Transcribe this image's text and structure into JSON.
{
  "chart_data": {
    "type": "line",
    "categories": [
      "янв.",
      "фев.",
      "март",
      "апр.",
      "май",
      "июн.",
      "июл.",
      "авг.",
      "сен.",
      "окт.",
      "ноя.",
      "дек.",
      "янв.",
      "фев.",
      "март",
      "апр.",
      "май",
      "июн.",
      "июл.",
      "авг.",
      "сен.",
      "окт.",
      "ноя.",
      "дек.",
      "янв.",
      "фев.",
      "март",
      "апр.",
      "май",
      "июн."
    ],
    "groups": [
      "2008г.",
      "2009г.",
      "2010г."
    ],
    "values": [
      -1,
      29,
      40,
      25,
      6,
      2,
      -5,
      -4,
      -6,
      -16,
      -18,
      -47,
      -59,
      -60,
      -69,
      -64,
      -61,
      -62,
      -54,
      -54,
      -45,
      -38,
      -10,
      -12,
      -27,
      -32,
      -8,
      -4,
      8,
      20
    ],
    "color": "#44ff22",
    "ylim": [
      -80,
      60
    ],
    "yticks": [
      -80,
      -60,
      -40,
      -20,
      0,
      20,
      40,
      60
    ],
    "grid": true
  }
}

* **Requirement**
Each line above must be printed exactly as it appears.

* **Final result**
Transcribe this image's text and structure into JSON.
{
  "chart_data": {
    "type": "line",
    "categories": [
      "янв.",
      "фев.",
      "март",
      "апр.",
      "май",
      "июн.",
      "июл.",
      "авг.",
      "сен.",
      "окт.",
      "ноя.",
      "дек.",
      "янв.",
      "фев.",
      "март",
      "апр.",
      "май",
      "июн.",
      "июл.",
      "авг.",
      "сен.",
      "окт.",
      "ноя.",
      "дек.",
      "янв.",
      "фев.",
      "март",
      "апр.",
      "май",
      "июн."
    ],
    "groups": [
      "2008г.",
      "2009г.",
      "2010г."
    ],
    "values": [
      -1,
      29,
      40,
      25,
      6,
      2,
      -5,
      -4,
      -6,
      -16,
      -18,
      -47,
      -59,
      -60,
      -69,
      -64,
      -61,
      -62,
      -54,
      -54,
      -45,
      -38,
      -10,
      -12,
      -27,
      -32,
      -8,
      -4,
      8,
      20
    ],
    "color": "#44ff22",
    "ylim": [
      -80,
      60
    ],
    "yticks": [
      -80,
      -60,
      -40,
      -20,
      0,
      20,
      40,
      60
    ],
    "grid": true
  }
}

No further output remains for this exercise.